*** Available data

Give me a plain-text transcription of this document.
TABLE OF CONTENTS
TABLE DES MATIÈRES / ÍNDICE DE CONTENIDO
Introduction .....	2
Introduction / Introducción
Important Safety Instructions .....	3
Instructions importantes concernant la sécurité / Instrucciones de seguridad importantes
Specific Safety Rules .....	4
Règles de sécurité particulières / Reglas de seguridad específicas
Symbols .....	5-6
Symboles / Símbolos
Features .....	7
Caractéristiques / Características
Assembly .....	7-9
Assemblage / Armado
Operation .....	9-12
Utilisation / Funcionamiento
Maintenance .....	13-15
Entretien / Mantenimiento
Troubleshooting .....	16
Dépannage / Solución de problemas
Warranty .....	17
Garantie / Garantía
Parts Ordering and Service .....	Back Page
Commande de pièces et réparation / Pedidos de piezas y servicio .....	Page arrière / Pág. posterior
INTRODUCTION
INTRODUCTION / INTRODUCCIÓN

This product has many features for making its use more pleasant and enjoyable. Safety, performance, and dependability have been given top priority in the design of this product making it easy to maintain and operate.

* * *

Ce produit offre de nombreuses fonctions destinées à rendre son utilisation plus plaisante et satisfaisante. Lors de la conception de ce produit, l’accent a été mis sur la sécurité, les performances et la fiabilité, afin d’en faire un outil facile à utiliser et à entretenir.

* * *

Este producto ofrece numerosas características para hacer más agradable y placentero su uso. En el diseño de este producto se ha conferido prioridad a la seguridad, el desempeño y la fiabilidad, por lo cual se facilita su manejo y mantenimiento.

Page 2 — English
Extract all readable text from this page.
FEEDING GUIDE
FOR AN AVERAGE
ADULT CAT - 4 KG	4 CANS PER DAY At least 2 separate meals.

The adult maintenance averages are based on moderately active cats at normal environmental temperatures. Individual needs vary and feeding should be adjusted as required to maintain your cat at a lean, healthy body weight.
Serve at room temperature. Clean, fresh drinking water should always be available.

******

**Task to carry out**
Identify the lines in the records above that contain the word "seguridad", then state how many there are and nothing more.

**Result**
3